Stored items
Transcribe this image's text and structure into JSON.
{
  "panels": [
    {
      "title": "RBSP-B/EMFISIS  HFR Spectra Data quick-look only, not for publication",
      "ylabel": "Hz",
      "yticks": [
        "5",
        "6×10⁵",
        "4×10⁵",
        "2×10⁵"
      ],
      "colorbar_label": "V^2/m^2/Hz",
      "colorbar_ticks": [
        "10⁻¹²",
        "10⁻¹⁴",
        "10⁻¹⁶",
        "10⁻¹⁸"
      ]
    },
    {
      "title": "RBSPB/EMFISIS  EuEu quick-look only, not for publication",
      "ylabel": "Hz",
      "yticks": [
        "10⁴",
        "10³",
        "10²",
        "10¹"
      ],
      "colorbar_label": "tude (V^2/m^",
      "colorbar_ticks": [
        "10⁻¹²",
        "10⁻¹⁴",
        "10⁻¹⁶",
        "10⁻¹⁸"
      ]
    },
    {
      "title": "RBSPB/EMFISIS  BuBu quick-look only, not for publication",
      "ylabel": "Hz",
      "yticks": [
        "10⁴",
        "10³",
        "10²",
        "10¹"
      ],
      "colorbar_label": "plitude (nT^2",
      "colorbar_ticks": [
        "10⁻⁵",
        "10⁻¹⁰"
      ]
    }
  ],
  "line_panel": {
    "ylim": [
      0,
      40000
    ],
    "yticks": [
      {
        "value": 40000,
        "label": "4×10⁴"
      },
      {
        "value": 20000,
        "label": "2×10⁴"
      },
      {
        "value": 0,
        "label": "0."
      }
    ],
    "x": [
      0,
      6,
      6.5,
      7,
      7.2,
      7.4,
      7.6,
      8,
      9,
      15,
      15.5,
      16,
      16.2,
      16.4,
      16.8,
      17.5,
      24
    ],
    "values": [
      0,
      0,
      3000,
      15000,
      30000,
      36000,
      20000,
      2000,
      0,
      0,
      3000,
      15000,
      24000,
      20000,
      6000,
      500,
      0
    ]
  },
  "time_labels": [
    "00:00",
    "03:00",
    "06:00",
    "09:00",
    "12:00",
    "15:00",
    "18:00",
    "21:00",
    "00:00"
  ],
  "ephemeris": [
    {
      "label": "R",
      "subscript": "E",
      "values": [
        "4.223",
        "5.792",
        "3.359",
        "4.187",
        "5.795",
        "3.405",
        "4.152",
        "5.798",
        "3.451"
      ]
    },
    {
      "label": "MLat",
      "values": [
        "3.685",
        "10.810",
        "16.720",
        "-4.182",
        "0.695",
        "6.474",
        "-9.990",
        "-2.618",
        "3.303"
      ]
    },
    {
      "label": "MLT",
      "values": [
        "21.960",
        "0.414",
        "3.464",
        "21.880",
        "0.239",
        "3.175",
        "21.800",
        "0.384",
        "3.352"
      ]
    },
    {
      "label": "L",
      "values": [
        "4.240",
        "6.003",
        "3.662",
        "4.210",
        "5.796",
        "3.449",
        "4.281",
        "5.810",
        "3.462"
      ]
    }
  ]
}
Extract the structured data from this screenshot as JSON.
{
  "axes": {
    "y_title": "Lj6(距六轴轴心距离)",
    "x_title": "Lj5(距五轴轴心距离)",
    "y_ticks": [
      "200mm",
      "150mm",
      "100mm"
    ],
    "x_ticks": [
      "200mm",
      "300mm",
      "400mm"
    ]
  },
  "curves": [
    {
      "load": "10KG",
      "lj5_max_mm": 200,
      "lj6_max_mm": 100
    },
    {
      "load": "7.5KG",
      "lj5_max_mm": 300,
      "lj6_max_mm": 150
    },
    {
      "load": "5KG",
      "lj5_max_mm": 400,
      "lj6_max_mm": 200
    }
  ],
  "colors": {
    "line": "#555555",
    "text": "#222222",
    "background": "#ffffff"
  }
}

◆ **TASK DETAILS**: Filter the records, keeping only lines that contain "text", and show those lines.

◆ **RESULT FOR THIS TASK**:
Transcribe this image's text and structure into JSON.
    "text": "#222222",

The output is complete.